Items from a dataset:
---------------

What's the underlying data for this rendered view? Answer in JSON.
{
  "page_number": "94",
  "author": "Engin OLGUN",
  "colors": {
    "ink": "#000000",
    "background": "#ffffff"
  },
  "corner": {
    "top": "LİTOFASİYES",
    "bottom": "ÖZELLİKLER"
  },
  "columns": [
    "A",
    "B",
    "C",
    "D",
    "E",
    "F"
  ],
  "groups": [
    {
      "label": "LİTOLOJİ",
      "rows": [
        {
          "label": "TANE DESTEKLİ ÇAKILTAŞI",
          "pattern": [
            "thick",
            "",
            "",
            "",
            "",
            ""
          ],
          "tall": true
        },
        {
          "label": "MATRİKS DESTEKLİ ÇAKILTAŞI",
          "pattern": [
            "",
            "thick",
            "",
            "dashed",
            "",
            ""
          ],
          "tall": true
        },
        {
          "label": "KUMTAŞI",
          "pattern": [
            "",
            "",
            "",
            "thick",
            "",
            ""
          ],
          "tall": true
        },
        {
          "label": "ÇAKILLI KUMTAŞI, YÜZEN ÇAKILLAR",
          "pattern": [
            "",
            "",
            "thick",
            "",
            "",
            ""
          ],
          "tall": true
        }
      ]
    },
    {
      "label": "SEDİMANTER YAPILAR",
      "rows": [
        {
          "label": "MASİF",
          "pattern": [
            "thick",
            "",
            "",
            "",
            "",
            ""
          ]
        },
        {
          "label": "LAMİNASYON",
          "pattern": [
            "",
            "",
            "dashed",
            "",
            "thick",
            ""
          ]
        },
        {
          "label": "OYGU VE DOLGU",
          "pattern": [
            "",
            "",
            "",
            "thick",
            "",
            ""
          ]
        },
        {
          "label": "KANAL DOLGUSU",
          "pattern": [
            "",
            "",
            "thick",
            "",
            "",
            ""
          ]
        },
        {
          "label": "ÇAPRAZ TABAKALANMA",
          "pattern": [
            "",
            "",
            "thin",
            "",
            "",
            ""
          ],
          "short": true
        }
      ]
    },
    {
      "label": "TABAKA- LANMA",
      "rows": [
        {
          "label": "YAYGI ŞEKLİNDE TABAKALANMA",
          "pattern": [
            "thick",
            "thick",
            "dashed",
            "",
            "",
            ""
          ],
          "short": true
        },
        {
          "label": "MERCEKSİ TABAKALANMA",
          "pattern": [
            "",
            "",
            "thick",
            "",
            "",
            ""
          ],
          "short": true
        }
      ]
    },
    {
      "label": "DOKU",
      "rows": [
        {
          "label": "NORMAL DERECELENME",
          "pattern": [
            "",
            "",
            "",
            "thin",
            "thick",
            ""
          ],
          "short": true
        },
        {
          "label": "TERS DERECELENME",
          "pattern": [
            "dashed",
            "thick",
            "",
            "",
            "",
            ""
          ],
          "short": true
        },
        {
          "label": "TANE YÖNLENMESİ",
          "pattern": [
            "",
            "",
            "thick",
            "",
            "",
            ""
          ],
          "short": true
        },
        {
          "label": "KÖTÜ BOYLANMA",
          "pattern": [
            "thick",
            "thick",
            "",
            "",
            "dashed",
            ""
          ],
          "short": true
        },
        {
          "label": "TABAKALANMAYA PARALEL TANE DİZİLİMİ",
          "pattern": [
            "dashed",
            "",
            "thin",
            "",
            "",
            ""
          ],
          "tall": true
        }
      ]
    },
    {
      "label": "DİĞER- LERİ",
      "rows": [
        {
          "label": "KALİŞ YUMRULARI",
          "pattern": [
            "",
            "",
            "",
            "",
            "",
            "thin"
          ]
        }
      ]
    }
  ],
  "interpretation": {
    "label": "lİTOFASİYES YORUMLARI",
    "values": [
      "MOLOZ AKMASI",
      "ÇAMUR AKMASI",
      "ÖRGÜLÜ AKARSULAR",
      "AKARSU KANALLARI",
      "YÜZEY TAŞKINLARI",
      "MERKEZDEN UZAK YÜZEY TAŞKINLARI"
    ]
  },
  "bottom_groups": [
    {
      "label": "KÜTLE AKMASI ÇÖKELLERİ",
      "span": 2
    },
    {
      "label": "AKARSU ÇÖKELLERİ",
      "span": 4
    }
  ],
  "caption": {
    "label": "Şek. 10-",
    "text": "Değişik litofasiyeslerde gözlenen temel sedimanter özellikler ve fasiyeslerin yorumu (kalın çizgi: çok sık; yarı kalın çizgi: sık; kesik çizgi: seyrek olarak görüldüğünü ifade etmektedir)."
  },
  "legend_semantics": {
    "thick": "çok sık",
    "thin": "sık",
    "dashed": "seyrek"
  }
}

---------------

STATED TASK: Faithfully transcribe the whole of the data.

OUTPUT:
What's the underlying data for this rendered view? Answer in JSON.
{
  "page_number": "94",
  "author": "Engin OLGUN",
  "colors": {
    "ink": "#000000",
    "background": "#ffffff"
  },
  "corner": {
    "top": "LİTOFASİYES",
    "bottom": "ÖZELLİKLER"
  },
  "columns": [
    "A",
    "B",
    "C",
    "D",
    "E",
    "F"
  ],
  "groups": [
    {
      "label": "LİTOLOJİ",
      "rows": [
        {
          "label": "TANE DESTEKLİ ÇAKILTAŞI",
          "pattern": [
            "thick",
            "",
            "",
            "",
            "",
            ""
          ],
          "tall": true
        },
        {
          "label": "MATRİKS DESTEKLİ ÇAKILTAŞI",
          "pattern": [
            "",
            "thick",
            "",
            "dashed",
            "",
            ""
          ],
          "tall": true
        },
        {
          "label": "KUMTAŞI",
          "pattern": [
            "",
            "",
            "",
            "thick",
            "",
            ""
          ],
          "tall": true
        },
        {
          "label": "ÇAKILLI KUMTAŞI, YÜZEN ÇAKILLAR",
          "pattern": [
            "",
            "",
            "thick",
            "",
            "",
            ""
          ],
          "tall": true
        }
      ]
    },
    {
      "label": "SEDİMANTER YAPILAR",
      "rows": [
        {
          "label": "MASİF",
          "pattern": [
            "thick",
            "",
            "",
            "",
            "",
            ""
          ]
        },
        {
          "label": "LAMİNASYON",
          "pattern": [
            "",
            "",
            "dashed",
            "",
            "thick",
            ""
          ]
        },
        {
          "label": "OYGU VE DOLGU",
          "pattern": [
            "",
            "",
            "",
            "thick",
            "",
            ""
          ]
        },
        {
          "label": "KANAL DOLGUSU",
          "pattern": [
            "",
            "",
            "thick",
            "",
            "",
            ""
          ]
        },
        {
          "label": "ÇAPRAZ TABAKALANMA",
          "pattern": [
            "",
            "",
            "thin",
            "",
            "",
            ""
          ],
          "short": true
        }
      ]
    },
    {
      "label": "TABAKA- LANMA",
      "rows": [
        {
          "label": "YAYGI ŞEKLİNDE TABAKALANMA",
          "pattern": [
            "thick",
            "thick",
            "dashed",
            "",
            "",
            ""
          ],
          "short": true
        },
        {
          "label": "MERCEKSİ TABAKALANMA",
          "pattern": [
            "",
            "",
            "thick",
            "",
            "",
            ""
          ],
          "short": true
        }
      ]
    },
    {
      "label": "DOKU",
      "rows": [
        {
          "label": "NORMAL DERECELENME",
          "pattern": [
            "",
            "",
            "",
            "thin",
            "thick",
            ""
          ],
          "short": true
        },
        {
          "label": "TERS DERECELENME",
          "pattern": [
            "dashed",
            "thick",
            "",
            "",
            "",
            ""
          ],
          "short": true
        },
        {
          "label": "TANE YÖNLENMESİ",
          "pattern": [
            "",
            "",
            "thick",
            "",
            "",
            ""
          ],
          "short": true
        },
        {
          "label": "KÖTÜ BOYLANMA",
          "pattern": [
            "thick",
            "thick",
            "",
            "",
            "dashed",
            ""
          ],
          "short": true
        },
        {
          "label": "TABAKALANMAYA PARALEL TANE DİZİLİMİ",
          "pattern": [
            "dashed",
            "",
            "thin",
            "",
            "",
            ""
          ],
          "tall": true
        }
      ]
    },
    {
      "label": "DİĞER- LERİ",
      "rows": [
        {
          "label": "KALİŞ YUMRULARI",
          "pattern": [
            "",
            "",
            "",
            "",
            "",
            "thin"
          ]
        }
      ]
    }
  ],
  "interpretation": {
    "label": "lİTOFASİYES YORUMLARI",
    "values": [
      "MOLOZ AKMASI",
      "ÇAMUR AKMASI",
      "ÖRGÜLÜ AKARSULAR",
      "AKARSU KANALLARI",
      "YÜZEY TAŞKINLARI",
      "MERKEZDEN UZAK YÜZEY TAŞKINLARI"
    ]
  },
  "bottom_groups": [
    {
      "label": "KÜTLE AKMASI ÇÖKELLERİ",
      "span": 2
    },
    {
      "label": "AKARSU ÇÖKELLERİ",
      "span": 4
    }
  ],
  "caption": {
    "label": "Şek. 10-",
    "text": "Değişik litofasiyeslerde gözlenen temel sedimanter özellikler ve fasiyeslerin yorumu (kalın çizgi: çok sık; yarı kalın çizgi: sık; kesik çizgi: seyrek olarak görüldüğünü ifade etmektedir)."
  },
  "legend_semantics": {
    "thick": "çok sık",
    "thin": "sık",
    "dashed": "seyrek"
  }
}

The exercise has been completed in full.